(WHAT IS BEING ASKED):
Edit the data from the line with "chip-sales[interactable]: Sales [387, 357, 453, 389]" to the line with "message-input[interactable] [51, 817, 514, 835]" by changing "Customer Support" to "Help Desk". Return only those lines, with everything else left unchanged.
── WORKING DATA ──
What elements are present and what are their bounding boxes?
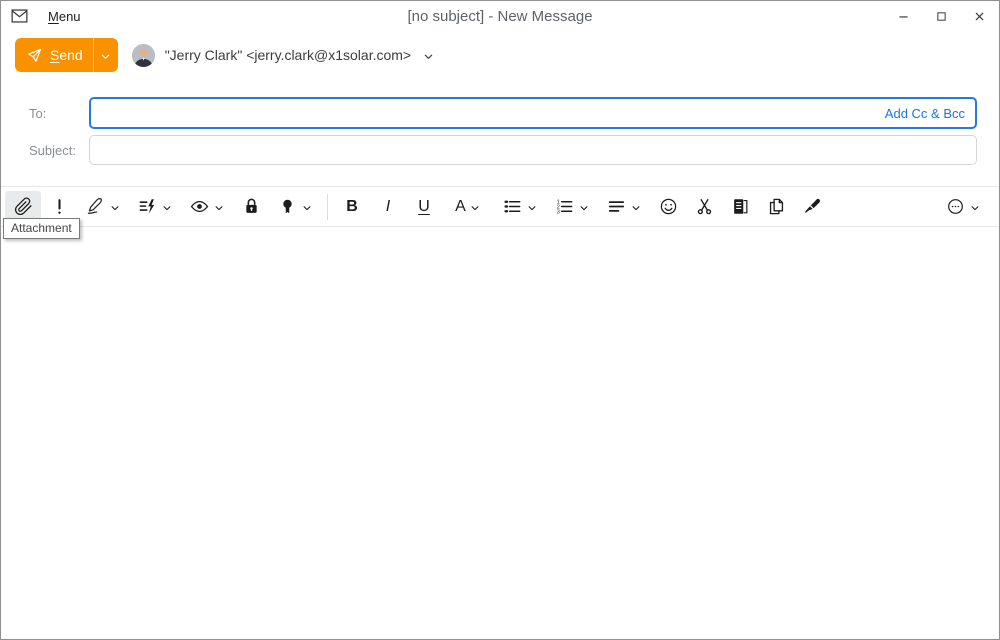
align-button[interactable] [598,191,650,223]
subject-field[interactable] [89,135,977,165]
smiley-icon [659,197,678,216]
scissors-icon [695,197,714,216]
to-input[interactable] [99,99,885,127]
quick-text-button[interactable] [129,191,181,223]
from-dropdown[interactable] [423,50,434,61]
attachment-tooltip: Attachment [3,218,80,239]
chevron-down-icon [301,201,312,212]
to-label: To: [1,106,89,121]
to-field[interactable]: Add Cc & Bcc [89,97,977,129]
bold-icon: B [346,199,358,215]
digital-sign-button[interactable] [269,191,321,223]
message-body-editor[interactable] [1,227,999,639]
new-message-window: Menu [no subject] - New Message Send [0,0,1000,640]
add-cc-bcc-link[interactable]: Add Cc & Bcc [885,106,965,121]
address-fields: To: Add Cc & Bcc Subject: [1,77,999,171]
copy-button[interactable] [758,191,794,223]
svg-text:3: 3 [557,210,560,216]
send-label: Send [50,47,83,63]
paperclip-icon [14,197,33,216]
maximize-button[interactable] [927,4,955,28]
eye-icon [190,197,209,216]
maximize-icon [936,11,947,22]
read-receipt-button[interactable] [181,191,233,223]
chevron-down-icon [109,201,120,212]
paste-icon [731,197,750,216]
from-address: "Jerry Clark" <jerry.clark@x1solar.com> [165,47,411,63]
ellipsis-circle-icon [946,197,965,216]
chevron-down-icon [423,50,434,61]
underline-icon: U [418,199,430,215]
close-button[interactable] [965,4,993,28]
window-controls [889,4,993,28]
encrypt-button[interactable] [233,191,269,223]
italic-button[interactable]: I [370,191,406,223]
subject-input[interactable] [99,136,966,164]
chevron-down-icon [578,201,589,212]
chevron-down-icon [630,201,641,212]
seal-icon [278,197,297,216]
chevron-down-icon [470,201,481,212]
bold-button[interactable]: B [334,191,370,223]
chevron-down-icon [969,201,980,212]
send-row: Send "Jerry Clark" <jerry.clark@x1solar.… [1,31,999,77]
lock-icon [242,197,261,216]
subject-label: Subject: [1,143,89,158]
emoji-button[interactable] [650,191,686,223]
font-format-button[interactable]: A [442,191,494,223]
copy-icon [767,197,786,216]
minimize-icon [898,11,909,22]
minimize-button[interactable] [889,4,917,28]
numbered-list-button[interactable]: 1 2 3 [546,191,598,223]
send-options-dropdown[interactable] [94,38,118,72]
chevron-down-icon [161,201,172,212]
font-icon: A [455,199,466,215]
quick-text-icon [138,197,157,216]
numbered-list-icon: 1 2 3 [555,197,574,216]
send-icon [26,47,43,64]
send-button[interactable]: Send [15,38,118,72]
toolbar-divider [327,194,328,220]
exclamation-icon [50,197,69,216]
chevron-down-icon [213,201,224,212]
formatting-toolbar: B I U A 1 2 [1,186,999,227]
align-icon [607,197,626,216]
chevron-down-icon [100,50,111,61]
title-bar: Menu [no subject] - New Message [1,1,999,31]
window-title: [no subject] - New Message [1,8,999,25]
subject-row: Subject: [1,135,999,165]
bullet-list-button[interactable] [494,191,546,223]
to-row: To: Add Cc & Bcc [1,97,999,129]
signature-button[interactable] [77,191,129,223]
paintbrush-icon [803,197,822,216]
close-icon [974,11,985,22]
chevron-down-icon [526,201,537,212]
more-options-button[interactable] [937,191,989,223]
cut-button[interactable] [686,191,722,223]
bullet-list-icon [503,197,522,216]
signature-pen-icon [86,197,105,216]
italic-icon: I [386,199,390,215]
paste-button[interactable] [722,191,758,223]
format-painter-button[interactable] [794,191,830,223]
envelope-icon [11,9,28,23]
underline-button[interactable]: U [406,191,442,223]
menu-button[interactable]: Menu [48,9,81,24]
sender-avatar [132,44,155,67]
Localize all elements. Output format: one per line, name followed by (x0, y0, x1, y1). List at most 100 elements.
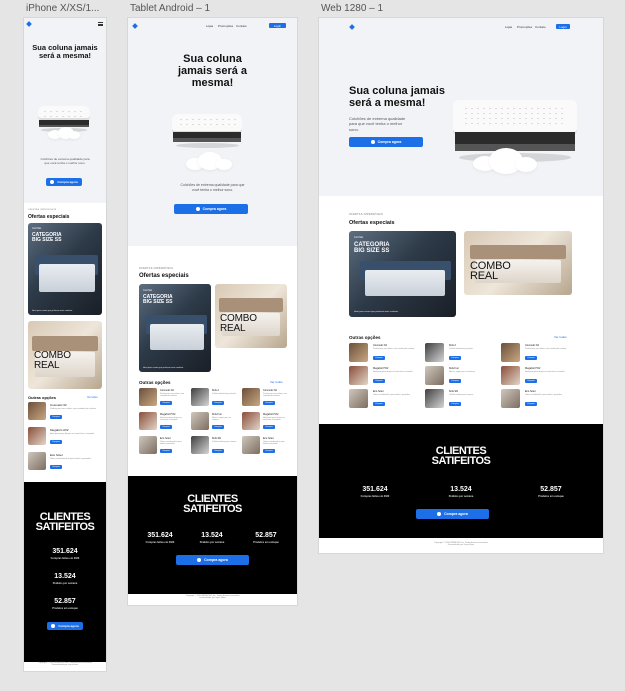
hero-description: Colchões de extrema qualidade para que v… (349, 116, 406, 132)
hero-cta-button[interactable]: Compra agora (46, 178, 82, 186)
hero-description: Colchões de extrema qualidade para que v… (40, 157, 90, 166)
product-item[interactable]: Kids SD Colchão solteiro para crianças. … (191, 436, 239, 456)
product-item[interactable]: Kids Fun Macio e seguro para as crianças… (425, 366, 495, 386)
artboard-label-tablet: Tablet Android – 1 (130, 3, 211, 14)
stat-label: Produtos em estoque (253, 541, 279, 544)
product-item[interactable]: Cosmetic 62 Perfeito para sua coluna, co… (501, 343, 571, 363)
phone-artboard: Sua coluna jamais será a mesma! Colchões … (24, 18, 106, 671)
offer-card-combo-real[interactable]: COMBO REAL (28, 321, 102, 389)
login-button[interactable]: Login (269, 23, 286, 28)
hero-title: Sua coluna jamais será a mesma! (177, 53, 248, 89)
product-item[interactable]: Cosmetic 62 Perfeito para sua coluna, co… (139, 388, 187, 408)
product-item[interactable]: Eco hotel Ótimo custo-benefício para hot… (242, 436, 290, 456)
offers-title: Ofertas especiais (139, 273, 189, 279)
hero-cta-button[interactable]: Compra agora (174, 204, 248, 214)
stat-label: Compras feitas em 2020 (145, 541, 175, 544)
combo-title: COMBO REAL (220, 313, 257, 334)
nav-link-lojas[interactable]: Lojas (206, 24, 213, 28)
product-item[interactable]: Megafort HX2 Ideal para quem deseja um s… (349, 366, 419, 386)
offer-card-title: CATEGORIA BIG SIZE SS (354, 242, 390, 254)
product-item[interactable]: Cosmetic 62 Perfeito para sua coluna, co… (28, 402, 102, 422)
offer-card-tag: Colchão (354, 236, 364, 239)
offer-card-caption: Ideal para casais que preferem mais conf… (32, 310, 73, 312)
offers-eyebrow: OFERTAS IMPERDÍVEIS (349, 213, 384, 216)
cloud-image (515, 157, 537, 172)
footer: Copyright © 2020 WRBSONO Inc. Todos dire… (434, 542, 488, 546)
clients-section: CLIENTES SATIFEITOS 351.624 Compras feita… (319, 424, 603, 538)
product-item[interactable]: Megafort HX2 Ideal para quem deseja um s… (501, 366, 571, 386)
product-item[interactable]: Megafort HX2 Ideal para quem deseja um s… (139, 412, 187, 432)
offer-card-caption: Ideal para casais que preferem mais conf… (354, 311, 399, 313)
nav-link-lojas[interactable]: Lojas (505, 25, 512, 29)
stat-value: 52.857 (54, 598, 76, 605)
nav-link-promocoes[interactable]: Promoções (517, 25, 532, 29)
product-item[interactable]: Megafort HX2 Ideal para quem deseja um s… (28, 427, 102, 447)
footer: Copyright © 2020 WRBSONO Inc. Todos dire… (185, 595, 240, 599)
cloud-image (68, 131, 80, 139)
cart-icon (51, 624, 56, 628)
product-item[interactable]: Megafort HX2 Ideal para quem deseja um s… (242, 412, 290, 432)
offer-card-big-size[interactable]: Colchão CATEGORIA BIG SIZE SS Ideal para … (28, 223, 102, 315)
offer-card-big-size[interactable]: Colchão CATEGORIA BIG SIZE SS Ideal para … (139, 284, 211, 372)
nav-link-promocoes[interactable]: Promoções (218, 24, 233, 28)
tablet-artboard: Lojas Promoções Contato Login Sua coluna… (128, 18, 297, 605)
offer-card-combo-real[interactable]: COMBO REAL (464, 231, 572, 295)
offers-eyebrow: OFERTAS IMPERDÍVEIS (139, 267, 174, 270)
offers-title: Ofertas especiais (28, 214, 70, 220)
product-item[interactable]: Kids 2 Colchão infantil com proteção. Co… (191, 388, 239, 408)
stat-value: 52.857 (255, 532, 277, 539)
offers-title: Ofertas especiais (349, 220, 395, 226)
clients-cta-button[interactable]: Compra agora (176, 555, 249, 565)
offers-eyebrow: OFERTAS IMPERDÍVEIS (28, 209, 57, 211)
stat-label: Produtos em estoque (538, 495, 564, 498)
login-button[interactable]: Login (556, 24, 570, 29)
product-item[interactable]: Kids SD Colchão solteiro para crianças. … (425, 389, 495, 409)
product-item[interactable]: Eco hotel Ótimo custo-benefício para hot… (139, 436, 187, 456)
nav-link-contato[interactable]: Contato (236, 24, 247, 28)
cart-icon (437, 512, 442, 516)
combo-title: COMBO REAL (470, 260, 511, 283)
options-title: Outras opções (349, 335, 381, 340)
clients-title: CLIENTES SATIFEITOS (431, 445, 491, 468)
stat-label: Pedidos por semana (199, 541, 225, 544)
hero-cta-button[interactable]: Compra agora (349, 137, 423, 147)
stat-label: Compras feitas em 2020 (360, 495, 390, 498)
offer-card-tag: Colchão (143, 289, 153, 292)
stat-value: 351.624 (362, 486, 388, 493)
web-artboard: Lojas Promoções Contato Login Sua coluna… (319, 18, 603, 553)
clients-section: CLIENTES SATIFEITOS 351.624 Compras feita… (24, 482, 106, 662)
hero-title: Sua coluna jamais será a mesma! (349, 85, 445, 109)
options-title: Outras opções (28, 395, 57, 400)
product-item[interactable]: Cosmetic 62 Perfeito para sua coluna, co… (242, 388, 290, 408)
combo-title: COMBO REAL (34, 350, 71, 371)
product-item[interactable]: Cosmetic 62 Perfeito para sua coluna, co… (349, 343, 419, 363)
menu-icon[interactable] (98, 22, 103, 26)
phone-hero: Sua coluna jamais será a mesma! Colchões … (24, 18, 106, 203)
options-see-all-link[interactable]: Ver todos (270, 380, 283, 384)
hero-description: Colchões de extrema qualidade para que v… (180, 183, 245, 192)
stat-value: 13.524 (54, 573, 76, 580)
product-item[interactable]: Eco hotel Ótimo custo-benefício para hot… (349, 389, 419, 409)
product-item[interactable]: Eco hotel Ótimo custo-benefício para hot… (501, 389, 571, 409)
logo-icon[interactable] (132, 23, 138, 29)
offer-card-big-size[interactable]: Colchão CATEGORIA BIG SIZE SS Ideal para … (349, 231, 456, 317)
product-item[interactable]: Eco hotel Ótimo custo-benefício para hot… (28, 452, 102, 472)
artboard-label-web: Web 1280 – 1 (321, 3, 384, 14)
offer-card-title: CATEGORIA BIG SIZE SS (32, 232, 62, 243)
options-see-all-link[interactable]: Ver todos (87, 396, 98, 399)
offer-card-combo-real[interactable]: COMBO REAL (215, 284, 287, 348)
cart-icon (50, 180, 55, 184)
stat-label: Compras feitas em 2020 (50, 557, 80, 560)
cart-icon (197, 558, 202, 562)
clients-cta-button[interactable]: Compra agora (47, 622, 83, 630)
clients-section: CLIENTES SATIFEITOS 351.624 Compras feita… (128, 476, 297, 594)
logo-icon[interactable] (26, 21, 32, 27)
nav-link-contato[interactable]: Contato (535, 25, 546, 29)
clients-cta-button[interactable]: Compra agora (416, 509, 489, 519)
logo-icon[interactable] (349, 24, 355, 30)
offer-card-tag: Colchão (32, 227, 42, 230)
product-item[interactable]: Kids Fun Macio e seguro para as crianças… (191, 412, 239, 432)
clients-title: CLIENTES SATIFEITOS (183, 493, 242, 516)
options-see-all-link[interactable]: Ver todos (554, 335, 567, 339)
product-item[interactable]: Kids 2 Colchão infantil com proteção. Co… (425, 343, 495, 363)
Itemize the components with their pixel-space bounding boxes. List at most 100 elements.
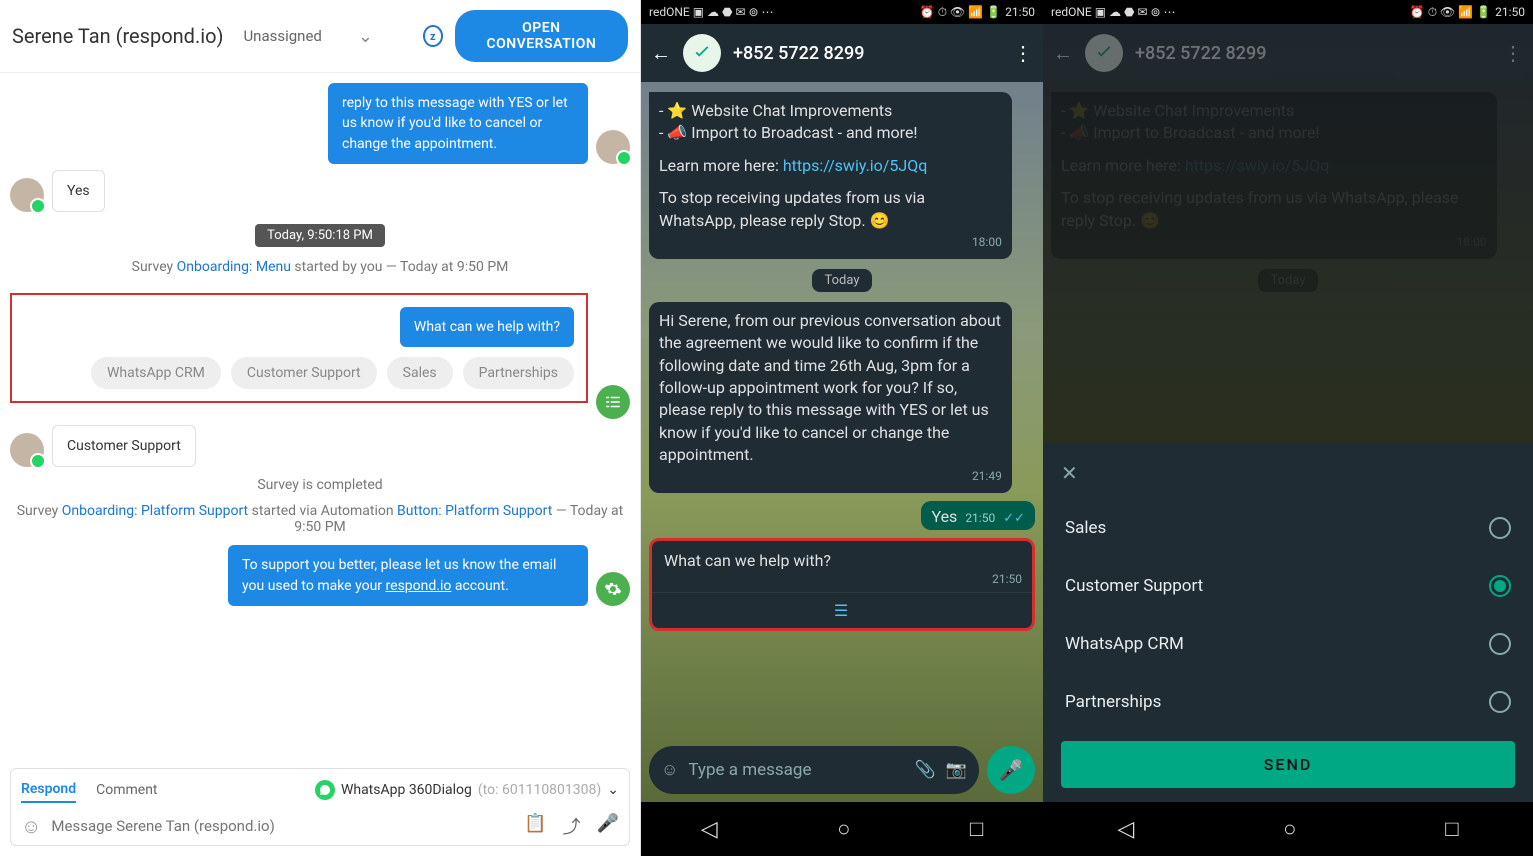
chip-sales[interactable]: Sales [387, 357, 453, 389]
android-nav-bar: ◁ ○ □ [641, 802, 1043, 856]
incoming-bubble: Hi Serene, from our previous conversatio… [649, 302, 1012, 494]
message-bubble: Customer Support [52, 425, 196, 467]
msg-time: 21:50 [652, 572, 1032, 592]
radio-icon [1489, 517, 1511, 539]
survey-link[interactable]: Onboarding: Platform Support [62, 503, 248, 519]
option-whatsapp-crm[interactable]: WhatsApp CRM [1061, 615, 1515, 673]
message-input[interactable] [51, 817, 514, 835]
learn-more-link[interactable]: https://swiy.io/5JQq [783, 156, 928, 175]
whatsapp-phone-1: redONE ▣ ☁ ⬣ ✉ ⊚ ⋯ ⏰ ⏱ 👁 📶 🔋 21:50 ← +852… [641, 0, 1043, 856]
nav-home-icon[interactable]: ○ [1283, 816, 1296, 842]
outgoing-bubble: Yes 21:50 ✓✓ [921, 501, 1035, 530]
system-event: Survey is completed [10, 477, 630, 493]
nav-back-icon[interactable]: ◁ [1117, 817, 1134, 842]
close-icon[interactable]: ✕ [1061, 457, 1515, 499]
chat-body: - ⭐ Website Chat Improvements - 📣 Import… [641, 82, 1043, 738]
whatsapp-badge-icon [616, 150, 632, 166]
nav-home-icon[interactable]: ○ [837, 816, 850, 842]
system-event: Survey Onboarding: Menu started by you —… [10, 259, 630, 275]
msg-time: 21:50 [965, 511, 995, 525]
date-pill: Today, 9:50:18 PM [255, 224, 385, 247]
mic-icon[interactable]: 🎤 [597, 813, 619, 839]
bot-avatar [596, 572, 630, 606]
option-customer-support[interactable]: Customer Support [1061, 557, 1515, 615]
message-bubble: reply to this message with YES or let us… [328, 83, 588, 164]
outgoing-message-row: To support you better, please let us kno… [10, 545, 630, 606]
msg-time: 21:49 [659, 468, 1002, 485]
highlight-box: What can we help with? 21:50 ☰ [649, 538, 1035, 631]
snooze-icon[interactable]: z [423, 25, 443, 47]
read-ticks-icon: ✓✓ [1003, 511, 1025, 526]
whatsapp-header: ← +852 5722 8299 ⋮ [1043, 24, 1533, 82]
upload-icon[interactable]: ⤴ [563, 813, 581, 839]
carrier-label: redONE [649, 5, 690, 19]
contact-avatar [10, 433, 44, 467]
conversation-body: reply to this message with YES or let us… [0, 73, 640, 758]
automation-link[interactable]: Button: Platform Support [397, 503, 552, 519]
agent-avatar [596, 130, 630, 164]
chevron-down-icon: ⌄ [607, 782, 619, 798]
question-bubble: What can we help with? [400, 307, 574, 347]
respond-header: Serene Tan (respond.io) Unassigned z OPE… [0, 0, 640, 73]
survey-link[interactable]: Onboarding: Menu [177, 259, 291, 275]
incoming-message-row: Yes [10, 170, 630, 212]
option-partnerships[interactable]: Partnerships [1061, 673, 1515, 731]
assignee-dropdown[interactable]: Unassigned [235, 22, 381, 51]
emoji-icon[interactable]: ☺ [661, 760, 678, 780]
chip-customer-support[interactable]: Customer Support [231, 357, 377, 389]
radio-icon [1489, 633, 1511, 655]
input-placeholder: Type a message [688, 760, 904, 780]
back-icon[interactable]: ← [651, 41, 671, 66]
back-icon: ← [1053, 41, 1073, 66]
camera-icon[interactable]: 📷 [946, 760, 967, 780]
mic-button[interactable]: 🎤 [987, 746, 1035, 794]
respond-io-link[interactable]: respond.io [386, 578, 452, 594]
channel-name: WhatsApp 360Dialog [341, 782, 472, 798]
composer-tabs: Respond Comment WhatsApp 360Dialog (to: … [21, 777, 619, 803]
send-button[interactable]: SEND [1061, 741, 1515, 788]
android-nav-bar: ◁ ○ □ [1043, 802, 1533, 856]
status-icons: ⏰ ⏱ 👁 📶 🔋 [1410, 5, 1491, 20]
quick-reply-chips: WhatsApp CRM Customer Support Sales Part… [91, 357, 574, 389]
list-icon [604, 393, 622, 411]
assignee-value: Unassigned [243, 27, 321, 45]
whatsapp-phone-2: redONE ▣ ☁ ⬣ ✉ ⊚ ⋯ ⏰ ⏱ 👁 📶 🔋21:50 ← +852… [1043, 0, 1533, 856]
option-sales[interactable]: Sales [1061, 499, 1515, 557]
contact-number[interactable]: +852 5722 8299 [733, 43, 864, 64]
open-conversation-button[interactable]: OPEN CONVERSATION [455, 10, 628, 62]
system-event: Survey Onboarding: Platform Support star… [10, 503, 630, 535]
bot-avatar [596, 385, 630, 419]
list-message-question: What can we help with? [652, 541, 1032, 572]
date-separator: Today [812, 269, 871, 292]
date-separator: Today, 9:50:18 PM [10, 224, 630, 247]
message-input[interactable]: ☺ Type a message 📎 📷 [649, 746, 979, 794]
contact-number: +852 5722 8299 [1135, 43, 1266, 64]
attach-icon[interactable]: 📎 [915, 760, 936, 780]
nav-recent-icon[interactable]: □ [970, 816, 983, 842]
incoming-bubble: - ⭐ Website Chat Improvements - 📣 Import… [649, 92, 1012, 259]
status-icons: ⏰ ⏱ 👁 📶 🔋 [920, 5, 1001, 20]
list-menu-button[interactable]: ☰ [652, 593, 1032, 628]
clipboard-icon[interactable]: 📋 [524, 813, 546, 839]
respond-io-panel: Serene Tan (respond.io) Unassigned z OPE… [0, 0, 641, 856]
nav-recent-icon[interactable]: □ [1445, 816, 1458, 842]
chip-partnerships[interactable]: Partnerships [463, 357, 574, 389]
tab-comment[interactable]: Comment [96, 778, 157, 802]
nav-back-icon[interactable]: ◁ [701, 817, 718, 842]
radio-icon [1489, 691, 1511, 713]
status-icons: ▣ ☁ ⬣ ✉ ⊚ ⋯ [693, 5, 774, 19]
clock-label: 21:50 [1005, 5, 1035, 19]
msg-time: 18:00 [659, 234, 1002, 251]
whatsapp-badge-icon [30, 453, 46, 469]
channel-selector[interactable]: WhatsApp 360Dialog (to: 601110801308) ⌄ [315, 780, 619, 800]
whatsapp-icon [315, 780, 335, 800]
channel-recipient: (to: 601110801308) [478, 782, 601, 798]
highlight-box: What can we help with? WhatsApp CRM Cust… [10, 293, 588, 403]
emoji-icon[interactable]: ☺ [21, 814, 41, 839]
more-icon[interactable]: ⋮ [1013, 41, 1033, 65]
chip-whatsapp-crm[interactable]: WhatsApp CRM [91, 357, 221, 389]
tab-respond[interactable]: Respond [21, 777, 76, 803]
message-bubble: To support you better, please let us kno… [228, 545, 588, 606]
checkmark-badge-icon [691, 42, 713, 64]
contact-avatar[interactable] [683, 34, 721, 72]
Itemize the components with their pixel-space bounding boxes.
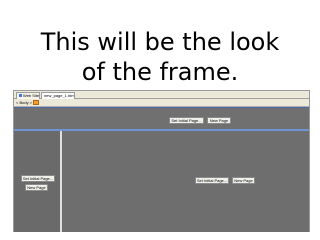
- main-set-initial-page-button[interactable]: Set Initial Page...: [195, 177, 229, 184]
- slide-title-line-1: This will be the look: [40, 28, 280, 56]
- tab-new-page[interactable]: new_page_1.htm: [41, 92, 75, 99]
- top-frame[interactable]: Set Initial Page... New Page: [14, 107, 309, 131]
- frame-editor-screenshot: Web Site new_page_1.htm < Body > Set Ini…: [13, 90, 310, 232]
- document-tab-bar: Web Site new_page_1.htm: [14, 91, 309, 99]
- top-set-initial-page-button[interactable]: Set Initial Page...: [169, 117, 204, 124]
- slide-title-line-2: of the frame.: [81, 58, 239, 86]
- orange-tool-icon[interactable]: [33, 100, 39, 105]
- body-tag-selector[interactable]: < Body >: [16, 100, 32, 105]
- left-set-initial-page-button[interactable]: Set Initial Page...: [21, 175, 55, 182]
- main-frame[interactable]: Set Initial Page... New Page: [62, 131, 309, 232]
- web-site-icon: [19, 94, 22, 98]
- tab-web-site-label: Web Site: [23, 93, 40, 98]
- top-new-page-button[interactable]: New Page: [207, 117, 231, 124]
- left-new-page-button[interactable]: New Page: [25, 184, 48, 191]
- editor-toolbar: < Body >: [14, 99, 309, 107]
───
(REPLY):
chip-sales[interactable]: Sales [387, 357, 453, 389]
android-nav-bar: ◁ ○ □ [641, 802, 1043, 856]
incoming-bubble: Hi Serene, from our previous conversatio… [649, 302, 1012, 494]
message-bubble: Help Desk [52, 425, 196, 467]
msg-time: 21:50 [652, 572, 1032, 592]
radio-icon [1489, 517, 1511, 539]
survey-link[interactable]: Onboarding: Platform Support [62, 503, 248, 519]
option-whatsapp-crm[interactable]: WhatsApp CRM [1061, 615, 1515, 673]
message-input[interactable] [51, 817, 514, 835]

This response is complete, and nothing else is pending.